MATERIAL SUPPLIED:
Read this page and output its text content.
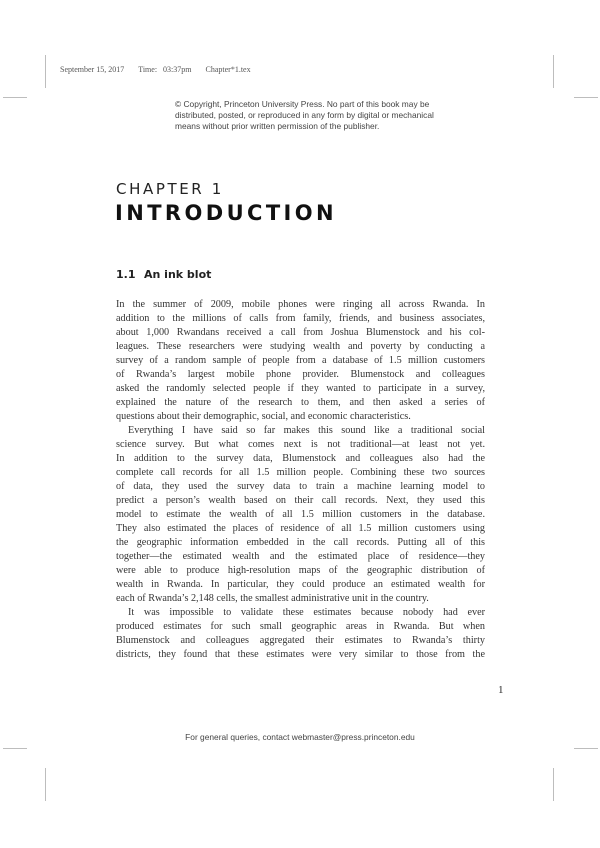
September 15, 2017 Time: 03:37pm Chapter*1.tex
© Copyright, Princeton University Press. No part of this book may be
distributed, posted, or reproduced in any form by digital or mechanical
means without prior written permission of the publisher.
CHAPTER 1
INTRODUCTION
1.1 An ink blot
In the summer of 2009, mobile phones were ringing all across Rwanda. In
addition to the millions of calls from family, friends, and business associates,
about 1,000 Rwandans received a call from Joshua Blumenstock and his col-
leagues. These researchers were studying wealth and poverty by conducting a
survey of a random sample of people from a database of 1.5 million customers
of Rwanda’s largest mobile phone provider. Blumenstock and colleagues
asked the randomly selected people if they wanted to participate in a survey,
explained the nature of the research to them, and then asked a series of
questions about their demographic, social, and economic characteristics.
Everything I have said so far makes this sound like a traditional social
science survey. But what comes next is not traditional—at least not yet.
In addition to the survey data, Blumenstock and colleagues also had the
complete call records for all 1.5 million people. Combining these two sources
of data, they used the survey data to train a machine learning model to
predict a person’s wealth based on their call records. Next, they used this
model to estimate the wealth of all 1.5 million customers in the database.
They also estimated the places of residence of all 1.5 million customers using
the geographic information embedded in the call records. Putting all of this
together—the estimated wealth and the estimated place of residence—they
were able to produce high-resolution maps of the geographic distribution of
wealth in Rwanda. In particular, they could produce an estimated wealth for
each of Rwanda’s 2,148 cells, the smallest administrative unit in the country.
It was impossible to validate these estimates because nobody had ever
produced estimates for such small geographic areas in Rwanda. But when
Blumenstock and colleagues aggregated their estimates to Rwanda’s thirty
districts, they found that these estimates were very similar to those from the
1
For general queries, contact webmaster@press.princeton.edu
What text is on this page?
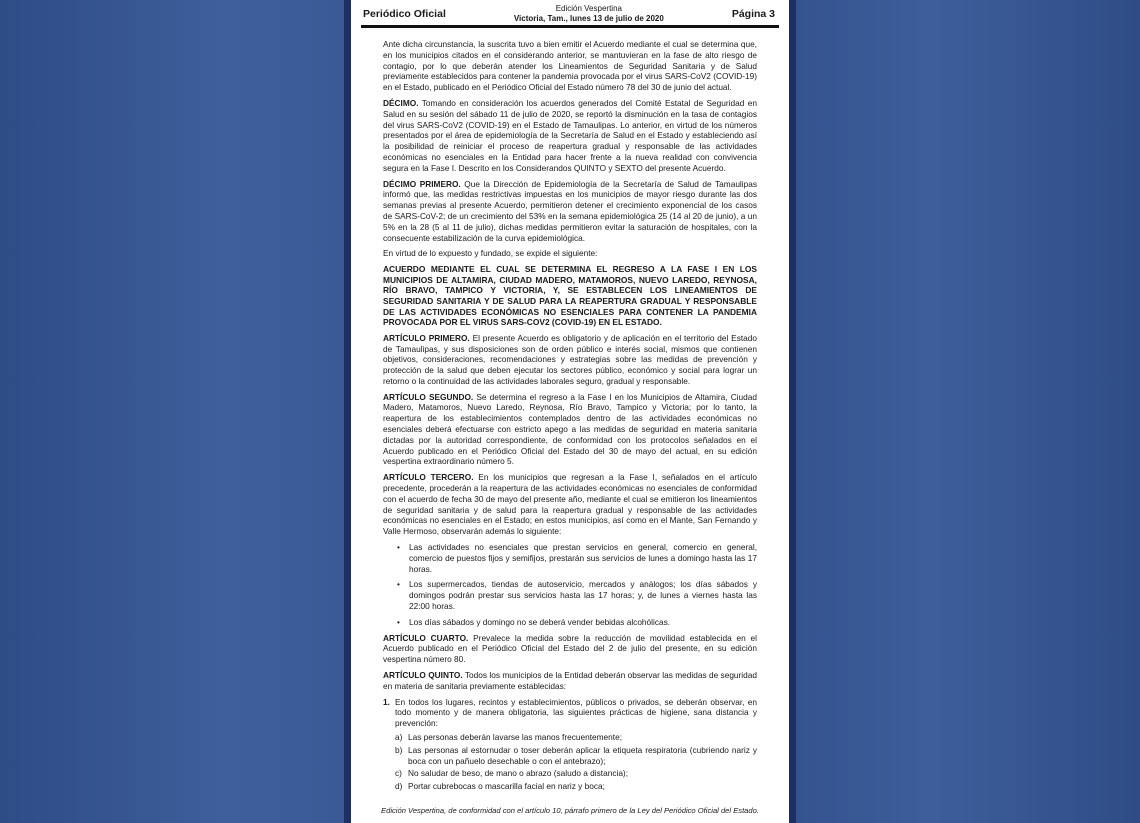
Periódico Oficial	Edición Vespertina
Victoria, Tam., lunes 13 de julio de 2020	Página 3
Ante dicha circunstancia, la suscrita tuvo a bien emitir el Acuerdo mediante el cual se determina que, en los municipios citados en el considerando anterior, se mantuvieran en la fase de alto riesgo de contagio, por lo que deberán atender los Lineamientos de Seguridad Sanitaria y de Salud previamente establecidos para contener la pandemia provocada por el virus SARS-CoV2 (COVID-19) en el Estado, publicado en el Periódico Oficial del Estado número 78 del 30 de junio del actual.
DÉCIMO. Tomando en consideración los acuerdos generados del Comité Estatal de Seguridad en Salud en su sesión del sábado 11 de julio de 2020, se reportó la disminución en la tasa de contagios del virus SARS-CoV2 (COVID-19) en el Estado de Tamaulipas. Lo anterior, en virtud de los números presentados por el área de epidemiología de la Secretaría de Salud en el Estado y estableciendo así la posibilidad de reiniciar el proceso de reapertura gradual y responsable de las actividades económicas no esenciales en la Entidad para hacer frente a la nueva realidad con convivencia segura en la Fase I. Descrito en los Considerandos QUINTO y SEXTO del presente Acuerdo.
DÉCIMO PRIMERO. Que la Dirección de Epidemiología de la Secretaría de Salud de Tamaulipas informó que, las medidas restrictivas impuestas en los municipios de mayor riesgo durante las dos semanas previas al presente Acuerdo, permitieron detener el crecimiento exponencial de los casos de SARS-CoV-2; de un crecimiento del 53% en la semana epidemiológica 25 (14 al 20 de junio), a un 5% en la 28 (5 al 11 de julio), dichas medidas permitieron evitar la saturación de hospitales, con la consecuente estabilización de la curva epidemiológica.
En virtud de lo expuesto y fundado, se expide el siguiente:
ACUERDO MEDIANTE EL CUAL SE DETERMINA EL REGRESO A LA FASE I EN LOS MUNICIPIOS DE ALTAMIRA, CIUDAD MADERO, MATAMOROS, NUEVO LAREDO, REYNOSA, RÍO BRAVO, TAMPICO Y VICTORIA, Y, SE ESTABLECEN LOS LINEAMIENTOS DE SEGURIDAD SANITARIA Y DE SALUD PARA LA REAPERTURA GRADUAL Y RESPONSABLE DE LAS ACTIVIDADES ECONÓMICAS NO ESENCIALES PARA CONTENER LA PANDEMIA PROVOCADA POR EL VIRUS SARS-COV2 (COVID-19) EN EL ESTADO.
ARTÍCULO PRIMERO. El presente Acuerdo es obligatorio y de aplicación en el territorio del Estado de Tamaulipas, y sus disposiciones son de orden público e interés social, mismos que contienen objetivos, consideraciones, recomendaciones y estrategias sobre las medidas de prevención y protección de la salud que deben ejecutar los sectores público, económico y social para lograr un retorno o la continuidad de las actividades laborales seguro, gradual y responsable.
ARTÍCULO SEGUNDO. Se determina el regreso a la Fase I en los Municipios de Altamira, Ciudad Madero, Matamoros, Nuevo Laredo, Reynosa, Río Bravo, Tampico y Victoria; por lo tanto, la reapertura de los establecimientos contemplados dentro de las actividades económicas no esenciales deberá efectuarse con estricto apego a las medidas de seguridad en materia sanitaria dictadas por la autoridad correspondiente, de conformidad con los protocolos señalados en el Acuerdo publicado en el Periódico Oficial del Estado del 30 de mayo del actual, en su edición vespertina extraordinario número 5.
ARTÍCULO TERCERO. En los municipios que regresan a la Fase I, señalados en el artículo precedente, procederán a la reapertura de las actividades económicas no esenciales de conformidad con el acuerdo de fecha 30 de mayo del presente año, mediante el cual se emitieron los lineamientos de seguridad sanitaria y de salud para la reapertura gradual y responsable de las actividades económicas no esenciales en el Estado; en estos municipios, así como en el Mante, San Fernando y Valle Hermoso, observarán además lo siguiente:
• Las actividades no esenciales que prestan servicios en general, comercio en general, comercio de puestos fijos y semifijos, prestarán sus servicios de lunes a domingo hasta las 17 horas.
• Los supermercados, tiendas de autoservicio, mercados y análogos; los días sábados y domingos podrán prestar sus servicios hasta las 17 horas; y, de lunes a viernes hasta las 22:00 horas.
• Los días sábados y domingo no se deberá vender bebidas alcohólicas.
ARTÍCULO CUARTO. Prevalece la medida sobre la reducción de movilidad establecida en el Acuerdo publicado en el Periódico Oficial del Estado del 2 de julio del presente, en su edición vespertina número 80.
ARTÍCULO QUINTO. Todos los municipios de la Entidad deberán observar las medidas de seguridad en materia de sanitaria previamente establecidas:
1. En todos los lugares, recintos y establecimientos, públicos o privados, se deberán observar, en todo momento y de manera obligatoria, las siguientes prácticas de higiene, sana distancia y prevención:
a) Las personas deberán lavarse las manos frecuentemente;
b) Las personas al estornudar o toser deberán aplicar la etiqueta respiratoria (cubriendo nariz y boca con un pañuelo desechable o con el antebrazo);
c) No saludar de beso, de mano o abrazo (saludo a distancia);
d) Portar cubrebocas o mascarilla facial en nariz y boca;
Edición Vespertina, de conformidad con el artículo 10, párrafo primero de la Ley del Periódico Oficial del Estado.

ASSIGNMENT:
Please copy each line from the material above in which the string "geographic" appears.

RESPONSE TO THE EXERCISE:
the geographic information embedded in the call records. Putting all of this
were able to produce high-resolution maps of the geographic distribution of
produced estimates for such small geographic areas in Rwanda. But when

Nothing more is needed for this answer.